(Extracted records)
════
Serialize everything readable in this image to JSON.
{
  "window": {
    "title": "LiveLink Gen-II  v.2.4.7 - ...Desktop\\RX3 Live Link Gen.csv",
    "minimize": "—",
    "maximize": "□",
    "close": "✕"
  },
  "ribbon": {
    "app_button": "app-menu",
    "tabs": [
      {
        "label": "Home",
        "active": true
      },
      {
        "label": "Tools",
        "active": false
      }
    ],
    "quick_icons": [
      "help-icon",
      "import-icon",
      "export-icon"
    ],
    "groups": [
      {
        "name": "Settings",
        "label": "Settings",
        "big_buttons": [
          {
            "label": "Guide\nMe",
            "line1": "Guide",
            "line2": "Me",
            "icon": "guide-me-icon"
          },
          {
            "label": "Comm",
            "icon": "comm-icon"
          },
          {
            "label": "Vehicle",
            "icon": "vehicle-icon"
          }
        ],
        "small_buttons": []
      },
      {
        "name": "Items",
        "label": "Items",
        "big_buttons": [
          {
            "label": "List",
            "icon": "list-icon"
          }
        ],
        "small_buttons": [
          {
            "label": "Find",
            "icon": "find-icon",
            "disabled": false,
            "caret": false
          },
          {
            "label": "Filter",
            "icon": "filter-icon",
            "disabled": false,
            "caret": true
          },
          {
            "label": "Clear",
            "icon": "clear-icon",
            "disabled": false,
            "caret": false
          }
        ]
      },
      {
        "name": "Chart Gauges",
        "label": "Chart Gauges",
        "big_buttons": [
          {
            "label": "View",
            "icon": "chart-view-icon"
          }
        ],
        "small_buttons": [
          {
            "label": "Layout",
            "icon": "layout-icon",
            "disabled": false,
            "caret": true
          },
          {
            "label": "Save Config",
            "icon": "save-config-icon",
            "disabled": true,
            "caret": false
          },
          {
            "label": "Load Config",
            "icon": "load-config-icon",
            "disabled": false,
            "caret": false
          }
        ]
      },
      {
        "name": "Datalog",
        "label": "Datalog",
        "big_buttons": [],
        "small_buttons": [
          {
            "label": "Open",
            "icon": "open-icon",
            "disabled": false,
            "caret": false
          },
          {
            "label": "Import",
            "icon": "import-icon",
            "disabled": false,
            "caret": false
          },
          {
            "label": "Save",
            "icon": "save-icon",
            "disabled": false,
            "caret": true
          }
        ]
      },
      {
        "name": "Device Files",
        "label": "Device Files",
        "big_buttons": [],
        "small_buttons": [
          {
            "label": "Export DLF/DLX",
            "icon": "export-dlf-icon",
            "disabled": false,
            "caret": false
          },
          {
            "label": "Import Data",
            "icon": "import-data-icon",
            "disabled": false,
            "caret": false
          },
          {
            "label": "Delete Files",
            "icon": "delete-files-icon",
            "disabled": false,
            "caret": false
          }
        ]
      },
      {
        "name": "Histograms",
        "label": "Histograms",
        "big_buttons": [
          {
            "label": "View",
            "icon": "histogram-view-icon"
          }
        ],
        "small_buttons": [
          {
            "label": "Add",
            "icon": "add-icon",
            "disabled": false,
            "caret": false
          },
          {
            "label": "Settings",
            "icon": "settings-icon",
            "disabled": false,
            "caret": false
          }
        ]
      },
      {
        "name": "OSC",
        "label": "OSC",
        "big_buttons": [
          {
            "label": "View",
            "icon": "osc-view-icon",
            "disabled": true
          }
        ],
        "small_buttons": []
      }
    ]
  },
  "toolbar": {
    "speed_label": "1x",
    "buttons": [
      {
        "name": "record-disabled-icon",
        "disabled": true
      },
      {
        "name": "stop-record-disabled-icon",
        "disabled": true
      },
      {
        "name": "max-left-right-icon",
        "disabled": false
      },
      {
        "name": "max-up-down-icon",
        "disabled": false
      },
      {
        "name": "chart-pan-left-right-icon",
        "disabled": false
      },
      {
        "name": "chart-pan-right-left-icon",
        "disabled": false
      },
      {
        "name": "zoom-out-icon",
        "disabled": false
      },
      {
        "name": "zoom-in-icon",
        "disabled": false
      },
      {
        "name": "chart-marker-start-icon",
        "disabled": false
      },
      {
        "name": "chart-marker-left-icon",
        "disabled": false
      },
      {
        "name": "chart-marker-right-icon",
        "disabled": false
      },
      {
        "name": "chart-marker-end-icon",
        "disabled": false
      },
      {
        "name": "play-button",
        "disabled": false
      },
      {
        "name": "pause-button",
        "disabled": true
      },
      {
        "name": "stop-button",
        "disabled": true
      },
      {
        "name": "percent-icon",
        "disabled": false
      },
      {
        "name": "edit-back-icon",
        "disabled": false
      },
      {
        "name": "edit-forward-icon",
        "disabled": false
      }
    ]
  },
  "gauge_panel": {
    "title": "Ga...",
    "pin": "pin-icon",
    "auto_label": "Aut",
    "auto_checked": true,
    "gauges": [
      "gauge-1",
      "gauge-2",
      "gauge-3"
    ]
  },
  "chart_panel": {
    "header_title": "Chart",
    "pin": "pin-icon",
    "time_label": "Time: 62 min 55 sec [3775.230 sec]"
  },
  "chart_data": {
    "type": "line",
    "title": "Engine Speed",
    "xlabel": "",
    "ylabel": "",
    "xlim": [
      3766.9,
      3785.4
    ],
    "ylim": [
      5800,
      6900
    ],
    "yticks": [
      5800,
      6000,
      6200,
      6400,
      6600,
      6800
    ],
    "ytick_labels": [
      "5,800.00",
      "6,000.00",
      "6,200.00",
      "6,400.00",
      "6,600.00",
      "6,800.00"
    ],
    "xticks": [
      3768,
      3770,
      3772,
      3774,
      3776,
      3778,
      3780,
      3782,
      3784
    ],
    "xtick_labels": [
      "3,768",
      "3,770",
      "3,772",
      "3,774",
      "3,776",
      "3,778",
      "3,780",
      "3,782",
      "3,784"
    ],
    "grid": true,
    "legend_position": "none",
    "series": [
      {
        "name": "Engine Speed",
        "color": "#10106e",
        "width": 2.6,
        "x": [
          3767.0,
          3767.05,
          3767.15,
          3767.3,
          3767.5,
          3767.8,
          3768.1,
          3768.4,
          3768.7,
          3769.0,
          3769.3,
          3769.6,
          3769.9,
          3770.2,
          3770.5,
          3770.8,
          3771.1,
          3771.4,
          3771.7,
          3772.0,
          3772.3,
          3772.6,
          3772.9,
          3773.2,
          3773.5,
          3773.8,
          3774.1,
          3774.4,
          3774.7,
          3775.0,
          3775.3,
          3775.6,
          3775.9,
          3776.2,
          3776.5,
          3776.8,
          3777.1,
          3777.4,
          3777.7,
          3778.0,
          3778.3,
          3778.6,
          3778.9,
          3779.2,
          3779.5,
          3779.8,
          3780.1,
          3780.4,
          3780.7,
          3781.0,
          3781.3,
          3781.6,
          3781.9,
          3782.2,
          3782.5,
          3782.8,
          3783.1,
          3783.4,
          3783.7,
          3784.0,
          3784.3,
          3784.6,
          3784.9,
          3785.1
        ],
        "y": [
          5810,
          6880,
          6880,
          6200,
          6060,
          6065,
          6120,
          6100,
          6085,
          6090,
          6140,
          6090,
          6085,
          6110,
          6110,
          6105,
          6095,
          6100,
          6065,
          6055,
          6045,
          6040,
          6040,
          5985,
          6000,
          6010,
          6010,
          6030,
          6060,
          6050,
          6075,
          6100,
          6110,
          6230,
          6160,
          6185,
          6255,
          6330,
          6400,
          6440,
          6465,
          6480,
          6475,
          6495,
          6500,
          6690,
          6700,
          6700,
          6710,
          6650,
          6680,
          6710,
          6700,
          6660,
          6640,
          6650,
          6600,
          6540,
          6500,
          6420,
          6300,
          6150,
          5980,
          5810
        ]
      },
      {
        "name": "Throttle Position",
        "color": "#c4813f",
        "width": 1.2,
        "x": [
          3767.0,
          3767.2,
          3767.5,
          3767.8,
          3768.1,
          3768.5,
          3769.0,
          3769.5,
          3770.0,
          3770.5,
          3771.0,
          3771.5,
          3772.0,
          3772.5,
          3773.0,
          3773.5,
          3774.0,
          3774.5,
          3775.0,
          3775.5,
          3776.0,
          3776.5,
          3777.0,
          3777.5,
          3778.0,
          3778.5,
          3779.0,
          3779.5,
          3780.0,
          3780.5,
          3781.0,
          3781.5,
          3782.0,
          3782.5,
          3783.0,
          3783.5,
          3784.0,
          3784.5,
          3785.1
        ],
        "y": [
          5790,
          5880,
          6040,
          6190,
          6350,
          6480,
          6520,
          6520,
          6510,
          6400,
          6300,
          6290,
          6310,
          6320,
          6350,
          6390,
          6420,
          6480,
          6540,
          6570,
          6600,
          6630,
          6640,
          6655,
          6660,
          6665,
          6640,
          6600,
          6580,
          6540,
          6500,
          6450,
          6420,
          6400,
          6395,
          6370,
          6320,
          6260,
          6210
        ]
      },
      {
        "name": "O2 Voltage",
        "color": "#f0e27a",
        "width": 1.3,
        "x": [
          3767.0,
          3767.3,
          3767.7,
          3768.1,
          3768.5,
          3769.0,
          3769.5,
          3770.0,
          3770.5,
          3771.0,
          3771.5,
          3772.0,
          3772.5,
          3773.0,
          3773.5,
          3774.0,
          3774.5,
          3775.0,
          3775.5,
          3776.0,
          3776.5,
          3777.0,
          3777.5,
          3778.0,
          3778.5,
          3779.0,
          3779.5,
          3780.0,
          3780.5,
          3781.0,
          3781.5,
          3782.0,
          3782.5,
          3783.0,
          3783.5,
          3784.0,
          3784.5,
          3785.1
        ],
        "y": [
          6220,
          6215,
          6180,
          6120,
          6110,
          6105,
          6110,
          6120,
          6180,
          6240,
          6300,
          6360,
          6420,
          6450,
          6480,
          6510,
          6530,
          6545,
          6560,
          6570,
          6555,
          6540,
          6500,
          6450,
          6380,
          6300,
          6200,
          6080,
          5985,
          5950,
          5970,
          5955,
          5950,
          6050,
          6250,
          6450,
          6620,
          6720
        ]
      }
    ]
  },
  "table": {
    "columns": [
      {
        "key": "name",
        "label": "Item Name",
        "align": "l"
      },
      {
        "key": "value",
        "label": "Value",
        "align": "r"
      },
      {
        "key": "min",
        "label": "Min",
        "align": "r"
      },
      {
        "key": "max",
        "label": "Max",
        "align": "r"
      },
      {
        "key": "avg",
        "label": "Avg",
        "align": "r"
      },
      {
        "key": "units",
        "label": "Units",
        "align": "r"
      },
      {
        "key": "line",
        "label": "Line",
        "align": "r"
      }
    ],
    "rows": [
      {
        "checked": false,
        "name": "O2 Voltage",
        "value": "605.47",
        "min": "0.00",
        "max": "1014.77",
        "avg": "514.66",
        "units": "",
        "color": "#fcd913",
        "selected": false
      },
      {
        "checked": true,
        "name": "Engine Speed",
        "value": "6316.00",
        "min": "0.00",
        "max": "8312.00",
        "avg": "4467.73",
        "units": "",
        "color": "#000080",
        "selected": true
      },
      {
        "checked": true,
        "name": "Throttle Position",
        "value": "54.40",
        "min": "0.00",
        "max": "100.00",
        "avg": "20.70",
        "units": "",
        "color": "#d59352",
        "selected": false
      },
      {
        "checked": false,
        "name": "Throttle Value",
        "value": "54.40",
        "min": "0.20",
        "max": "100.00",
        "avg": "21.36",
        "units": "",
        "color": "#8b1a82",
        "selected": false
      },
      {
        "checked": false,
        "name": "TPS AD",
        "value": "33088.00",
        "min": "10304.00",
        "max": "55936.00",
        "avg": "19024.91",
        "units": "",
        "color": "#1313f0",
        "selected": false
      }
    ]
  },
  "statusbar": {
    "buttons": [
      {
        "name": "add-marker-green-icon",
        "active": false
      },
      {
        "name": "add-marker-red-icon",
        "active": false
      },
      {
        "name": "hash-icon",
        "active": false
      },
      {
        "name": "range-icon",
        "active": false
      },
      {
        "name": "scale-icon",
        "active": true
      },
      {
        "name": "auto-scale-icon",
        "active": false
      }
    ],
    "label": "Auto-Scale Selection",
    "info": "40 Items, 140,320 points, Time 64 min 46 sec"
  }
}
════
What you will do: Copy all lines from the material that include "color".

Worked solution:
        "color": "#10106e",
        "color": "#c4813f",
        "color": "#f0e27a",
        "color": "#fcd913",
        "color": "#000080",
        "color": "#d59352",
        "color": "#8b1a82",
        "color": "#1313f0",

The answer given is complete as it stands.